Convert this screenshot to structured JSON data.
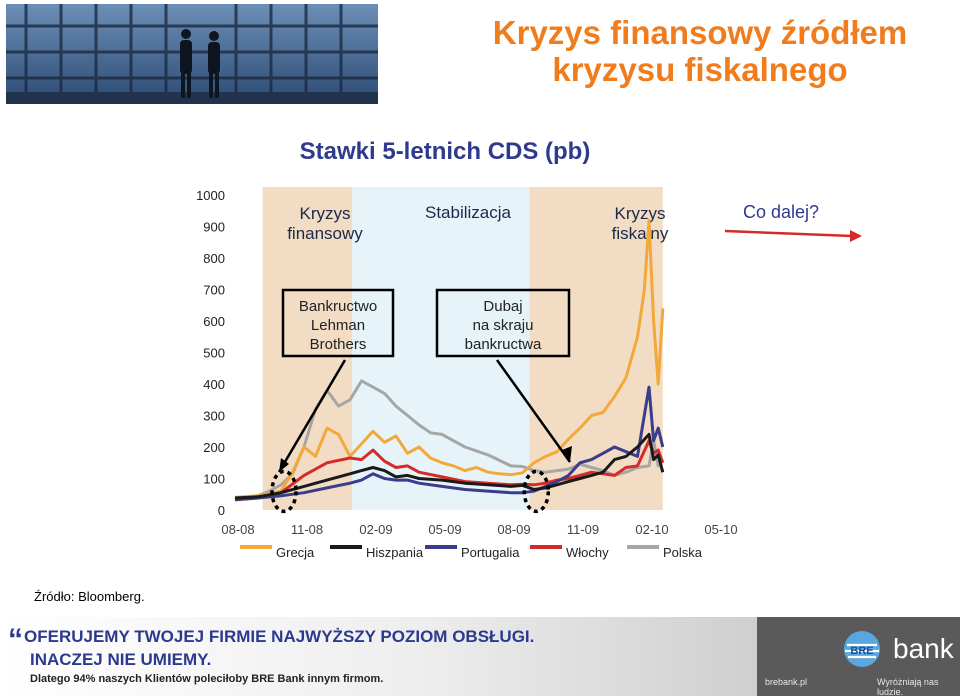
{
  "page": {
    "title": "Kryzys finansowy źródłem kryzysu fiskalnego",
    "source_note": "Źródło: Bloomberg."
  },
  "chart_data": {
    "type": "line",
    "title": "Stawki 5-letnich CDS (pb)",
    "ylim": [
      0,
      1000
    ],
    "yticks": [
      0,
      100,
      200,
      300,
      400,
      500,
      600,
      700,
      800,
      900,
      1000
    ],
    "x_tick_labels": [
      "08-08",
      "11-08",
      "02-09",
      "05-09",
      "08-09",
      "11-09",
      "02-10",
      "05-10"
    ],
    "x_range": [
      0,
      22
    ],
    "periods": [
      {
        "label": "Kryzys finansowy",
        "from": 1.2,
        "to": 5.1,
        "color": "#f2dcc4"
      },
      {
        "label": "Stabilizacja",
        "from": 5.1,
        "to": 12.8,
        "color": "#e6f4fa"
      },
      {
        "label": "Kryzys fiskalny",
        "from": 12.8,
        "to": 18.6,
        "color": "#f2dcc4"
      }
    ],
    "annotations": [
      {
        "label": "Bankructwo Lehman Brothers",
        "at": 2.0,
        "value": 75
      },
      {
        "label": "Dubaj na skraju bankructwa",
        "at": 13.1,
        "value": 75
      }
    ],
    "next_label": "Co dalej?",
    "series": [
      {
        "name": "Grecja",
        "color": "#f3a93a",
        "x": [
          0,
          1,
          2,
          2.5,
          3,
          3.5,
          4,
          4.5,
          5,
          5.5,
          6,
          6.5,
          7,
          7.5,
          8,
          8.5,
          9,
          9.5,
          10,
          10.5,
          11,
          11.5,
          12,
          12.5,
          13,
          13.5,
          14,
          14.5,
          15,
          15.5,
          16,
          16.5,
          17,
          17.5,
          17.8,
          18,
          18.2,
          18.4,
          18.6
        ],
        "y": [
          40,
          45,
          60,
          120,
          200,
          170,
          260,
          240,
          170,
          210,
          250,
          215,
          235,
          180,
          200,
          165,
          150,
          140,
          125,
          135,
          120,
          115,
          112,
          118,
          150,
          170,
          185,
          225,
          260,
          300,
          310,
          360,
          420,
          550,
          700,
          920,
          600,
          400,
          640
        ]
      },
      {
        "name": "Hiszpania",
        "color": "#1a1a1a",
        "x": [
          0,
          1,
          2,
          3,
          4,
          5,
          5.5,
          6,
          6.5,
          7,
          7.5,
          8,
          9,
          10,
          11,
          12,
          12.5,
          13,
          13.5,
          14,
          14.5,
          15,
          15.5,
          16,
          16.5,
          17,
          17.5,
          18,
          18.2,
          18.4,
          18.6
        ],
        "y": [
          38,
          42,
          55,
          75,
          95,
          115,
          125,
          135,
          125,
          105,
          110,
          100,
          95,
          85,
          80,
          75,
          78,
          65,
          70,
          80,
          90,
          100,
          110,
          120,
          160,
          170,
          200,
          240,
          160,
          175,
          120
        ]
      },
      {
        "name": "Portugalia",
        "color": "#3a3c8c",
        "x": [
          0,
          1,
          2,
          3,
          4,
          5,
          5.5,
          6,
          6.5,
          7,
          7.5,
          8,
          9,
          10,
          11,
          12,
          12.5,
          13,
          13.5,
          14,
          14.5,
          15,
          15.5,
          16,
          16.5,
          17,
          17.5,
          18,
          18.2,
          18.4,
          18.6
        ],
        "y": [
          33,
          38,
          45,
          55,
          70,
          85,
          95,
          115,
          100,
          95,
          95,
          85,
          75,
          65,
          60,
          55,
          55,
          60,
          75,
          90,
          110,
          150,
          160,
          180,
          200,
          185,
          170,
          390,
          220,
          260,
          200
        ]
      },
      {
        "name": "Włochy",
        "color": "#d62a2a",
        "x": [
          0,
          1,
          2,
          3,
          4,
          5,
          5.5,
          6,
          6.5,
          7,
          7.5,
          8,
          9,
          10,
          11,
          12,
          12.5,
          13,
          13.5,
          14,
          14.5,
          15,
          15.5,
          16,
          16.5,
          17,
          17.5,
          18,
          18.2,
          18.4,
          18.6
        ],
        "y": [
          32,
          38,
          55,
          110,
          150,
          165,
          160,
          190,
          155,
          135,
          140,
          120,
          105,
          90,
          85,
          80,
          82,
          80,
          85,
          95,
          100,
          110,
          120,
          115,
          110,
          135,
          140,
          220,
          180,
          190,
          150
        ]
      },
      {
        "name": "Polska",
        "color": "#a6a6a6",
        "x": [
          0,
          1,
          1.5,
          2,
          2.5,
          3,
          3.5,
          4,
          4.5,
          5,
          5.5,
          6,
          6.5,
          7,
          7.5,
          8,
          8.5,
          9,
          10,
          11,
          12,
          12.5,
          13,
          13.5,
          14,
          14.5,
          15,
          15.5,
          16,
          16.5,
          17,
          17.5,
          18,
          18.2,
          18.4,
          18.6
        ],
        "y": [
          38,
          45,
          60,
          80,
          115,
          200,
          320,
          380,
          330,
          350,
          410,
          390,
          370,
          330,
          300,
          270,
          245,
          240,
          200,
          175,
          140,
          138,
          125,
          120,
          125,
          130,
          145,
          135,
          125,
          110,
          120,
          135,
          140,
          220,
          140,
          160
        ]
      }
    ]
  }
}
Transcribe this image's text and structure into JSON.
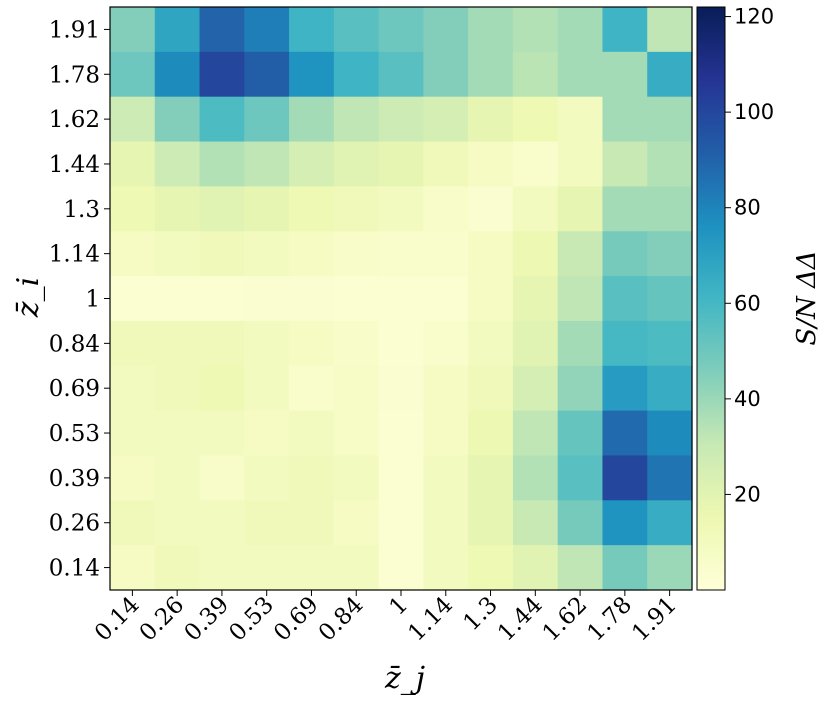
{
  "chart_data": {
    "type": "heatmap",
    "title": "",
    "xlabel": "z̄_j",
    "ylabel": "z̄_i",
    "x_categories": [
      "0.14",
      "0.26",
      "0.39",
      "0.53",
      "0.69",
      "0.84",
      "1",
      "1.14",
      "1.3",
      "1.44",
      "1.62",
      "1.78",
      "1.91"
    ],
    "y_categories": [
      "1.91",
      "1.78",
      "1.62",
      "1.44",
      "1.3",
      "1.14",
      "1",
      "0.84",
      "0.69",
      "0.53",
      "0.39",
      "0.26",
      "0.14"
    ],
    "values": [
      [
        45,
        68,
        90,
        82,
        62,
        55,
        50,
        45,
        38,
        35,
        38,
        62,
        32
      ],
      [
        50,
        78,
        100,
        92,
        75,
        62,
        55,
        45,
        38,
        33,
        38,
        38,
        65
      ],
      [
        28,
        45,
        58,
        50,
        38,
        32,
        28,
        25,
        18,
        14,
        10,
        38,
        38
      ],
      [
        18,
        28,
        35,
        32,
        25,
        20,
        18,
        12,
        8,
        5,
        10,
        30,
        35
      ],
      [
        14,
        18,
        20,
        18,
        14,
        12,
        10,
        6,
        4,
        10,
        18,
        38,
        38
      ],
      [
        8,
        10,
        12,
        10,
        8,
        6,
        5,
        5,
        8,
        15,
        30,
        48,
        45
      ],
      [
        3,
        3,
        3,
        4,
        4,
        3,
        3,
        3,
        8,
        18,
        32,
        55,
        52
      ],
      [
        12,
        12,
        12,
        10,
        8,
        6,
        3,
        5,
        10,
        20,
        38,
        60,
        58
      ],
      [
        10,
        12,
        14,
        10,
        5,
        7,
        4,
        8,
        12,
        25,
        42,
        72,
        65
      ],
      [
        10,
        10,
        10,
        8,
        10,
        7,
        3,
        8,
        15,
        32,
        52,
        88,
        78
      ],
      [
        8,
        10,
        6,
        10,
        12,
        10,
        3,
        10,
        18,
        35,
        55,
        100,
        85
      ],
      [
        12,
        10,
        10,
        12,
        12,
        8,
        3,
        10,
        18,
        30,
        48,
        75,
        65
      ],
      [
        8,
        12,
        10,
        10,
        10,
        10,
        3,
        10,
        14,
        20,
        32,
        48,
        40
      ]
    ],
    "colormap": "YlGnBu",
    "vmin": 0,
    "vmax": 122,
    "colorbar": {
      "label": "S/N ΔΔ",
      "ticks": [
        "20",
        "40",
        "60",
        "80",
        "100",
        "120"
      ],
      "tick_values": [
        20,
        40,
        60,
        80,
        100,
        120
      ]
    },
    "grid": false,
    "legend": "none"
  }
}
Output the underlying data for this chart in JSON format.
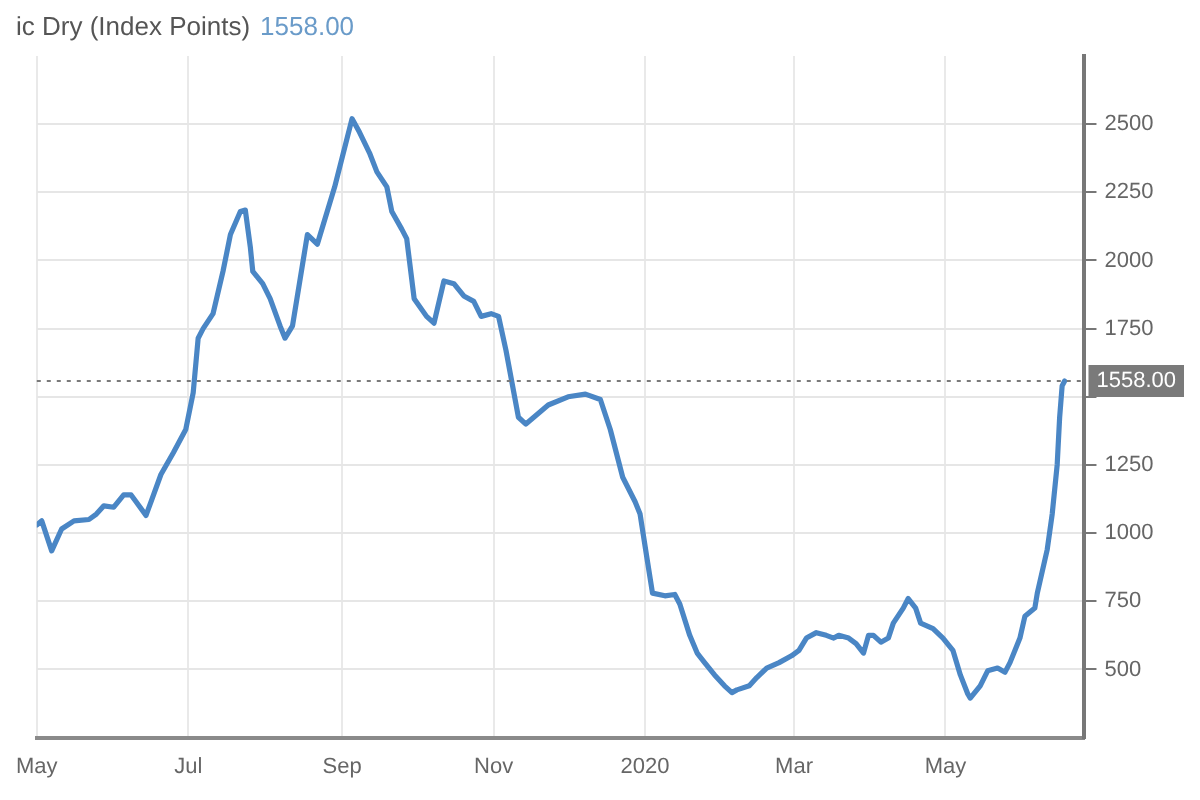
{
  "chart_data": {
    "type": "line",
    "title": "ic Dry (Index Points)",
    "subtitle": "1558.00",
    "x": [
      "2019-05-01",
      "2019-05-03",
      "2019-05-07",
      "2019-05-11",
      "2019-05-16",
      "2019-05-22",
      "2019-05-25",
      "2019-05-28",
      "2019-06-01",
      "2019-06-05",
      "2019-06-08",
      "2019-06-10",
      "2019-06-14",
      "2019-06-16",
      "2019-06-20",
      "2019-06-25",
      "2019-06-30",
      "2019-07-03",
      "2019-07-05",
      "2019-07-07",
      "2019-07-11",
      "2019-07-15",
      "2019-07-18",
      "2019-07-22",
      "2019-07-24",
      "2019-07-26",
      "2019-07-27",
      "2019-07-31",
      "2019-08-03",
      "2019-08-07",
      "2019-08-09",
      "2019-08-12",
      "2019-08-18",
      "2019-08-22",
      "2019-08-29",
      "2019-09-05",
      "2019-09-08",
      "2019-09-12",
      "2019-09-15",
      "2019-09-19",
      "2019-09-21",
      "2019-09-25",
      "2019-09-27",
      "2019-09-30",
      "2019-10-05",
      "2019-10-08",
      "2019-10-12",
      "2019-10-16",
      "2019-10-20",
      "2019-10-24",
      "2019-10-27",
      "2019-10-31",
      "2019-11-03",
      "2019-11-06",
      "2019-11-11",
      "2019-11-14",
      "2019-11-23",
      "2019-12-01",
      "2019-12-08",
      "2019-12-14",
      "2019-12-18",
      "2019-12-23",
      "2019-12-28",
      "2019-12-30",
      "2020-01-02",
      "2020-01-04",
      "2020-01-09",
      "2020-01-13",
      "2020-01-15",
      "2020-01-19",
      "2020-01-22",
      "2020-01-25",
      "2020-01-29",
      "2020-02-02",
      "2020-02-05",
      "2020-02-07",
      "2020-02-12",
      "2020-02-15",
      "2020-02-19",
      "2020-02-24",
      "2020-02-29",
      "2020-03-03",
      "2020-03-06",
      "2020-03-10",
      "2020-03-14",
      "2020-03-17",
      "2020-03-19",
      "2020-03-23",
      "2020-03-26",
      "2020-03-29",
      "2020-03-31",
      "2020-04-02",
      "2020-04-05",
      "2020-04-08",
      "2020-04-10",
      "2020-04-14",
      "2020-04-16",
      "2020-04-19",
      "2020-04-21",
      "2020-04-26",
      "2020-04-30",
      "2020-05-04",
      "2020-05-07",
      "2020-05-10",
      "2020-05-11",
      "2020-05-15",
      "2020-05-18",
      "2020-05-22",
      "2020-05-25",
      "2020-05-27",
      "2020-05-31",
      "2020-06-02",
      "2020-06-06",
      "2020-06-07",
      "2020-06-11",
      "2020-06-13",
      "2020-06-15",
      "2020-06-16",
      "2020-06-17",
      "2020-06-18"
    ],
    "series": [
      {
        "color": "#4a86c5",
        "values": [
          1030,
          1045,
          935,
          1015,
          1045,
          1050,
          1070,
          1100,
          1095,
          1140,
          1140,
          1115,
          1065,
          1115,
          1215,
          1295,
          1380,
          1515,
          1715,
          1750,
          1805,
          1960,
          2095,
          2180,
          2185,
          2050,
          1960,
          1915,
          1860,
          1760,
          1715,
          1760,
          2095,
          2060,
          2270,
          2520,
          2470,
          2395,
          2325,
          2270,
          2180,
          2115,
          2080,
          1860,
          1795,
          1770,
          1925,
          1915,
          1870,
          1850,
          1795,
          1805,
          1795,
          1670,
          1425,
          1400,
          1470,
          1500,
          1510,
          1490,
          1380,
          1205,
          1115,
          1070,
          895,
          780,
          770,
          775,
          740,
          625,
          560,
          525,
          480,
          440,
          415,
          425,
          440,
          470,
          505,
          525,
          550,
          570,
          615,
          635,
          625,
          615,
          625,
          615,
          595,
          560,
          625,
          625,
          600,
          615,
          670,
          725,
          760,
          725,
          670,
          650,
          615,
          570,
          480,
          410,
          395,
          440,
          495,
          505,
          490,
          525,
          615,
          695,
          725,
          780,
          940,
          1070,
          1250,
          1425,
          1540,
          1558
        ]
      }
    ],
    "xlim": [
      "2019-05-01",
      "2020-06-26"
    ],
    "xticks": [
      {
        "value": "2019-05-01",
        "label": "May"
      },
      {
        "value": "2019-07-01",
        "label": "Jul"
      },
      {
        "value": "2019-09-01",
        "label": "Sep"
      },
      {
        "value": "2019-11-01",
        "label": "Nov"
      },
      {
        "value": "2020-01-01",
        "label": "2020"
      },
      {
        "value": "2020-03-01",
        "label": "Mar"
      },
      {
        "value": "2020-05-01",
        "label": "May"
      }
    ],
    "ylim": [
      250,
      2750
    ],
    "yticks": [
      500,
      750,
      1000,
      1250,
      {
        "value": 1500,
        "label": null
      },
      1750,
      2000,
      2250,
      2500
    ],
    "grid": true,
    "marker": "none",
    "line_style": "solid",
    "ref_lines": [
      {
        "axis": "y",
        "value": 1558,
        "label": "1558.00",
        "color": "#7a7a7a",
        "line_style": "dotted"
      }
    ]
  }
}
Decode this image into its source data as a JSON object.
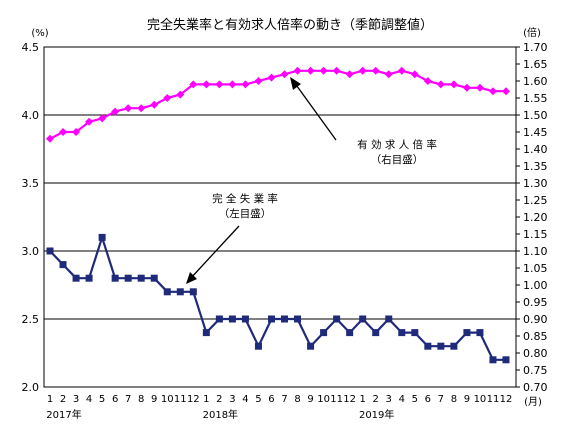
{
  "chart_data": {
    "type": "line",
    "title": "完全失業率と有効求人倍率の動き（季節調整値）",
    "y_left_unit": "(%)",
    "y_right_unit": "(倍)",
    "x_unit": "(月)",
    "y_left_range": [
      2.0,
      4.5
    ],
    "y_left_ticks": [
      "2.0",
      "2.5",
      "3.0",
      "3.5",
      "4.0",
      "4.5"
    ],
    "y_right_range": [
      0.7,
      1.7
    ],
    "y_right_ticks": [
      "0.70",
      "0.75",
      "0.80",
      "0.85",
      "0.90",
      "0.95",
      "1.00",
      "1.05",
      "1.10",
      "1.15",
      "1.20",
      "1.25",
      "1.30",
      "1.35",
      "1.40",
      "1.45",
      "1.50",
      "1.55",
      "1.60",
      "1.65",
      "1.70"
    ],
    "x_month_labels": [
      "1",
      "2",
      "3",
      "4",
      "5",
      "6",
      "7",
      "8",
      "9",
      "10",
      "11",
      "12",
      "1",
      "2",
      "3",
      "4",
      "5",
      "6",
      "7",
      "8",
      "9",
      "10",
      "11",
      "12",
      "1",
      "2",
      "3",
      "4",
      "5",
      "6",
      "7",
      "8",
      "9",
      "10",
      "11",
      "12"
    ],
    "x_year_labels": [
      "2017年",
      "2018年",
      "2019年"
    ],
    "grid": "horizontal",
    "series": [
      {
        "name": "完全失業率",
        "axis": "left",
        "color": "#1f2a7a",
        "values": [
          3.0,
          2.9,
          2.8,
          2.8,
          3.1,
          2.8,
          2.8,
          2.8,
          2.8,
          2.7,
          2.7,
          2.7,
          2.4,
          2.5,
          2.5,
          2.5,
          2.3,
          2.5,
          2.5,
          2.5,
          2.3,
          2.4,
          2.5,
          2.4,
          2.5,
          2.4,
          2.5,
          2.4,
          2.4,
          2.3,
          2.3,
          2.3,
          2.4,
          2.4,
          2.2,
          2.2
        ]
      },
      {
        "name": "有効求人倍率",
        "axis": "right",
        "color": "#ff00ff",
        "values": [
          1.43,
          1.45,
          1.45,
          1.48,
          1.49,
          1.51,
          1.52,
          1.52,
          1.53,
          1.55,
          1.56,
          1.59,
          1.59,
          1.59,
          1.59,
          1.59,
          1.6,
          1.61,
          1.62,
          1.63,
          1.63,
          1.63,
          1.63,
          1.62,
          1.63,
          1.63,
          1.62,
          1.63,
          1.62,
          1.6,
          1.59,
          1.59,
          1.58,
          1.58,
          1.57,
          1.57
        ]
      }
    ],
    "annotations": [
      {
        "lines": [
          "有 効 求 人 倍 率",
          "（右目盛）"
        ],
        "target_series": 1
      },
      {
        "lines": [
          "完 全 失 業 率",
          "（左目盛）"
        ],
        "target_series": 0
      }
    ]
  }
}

━━━━━━━━━━

Find all lines holding the string "grid" and copy them.

EXPECTED ANSWER:
    "grid": false,
    "grid": true,
    "grid": "horizontal",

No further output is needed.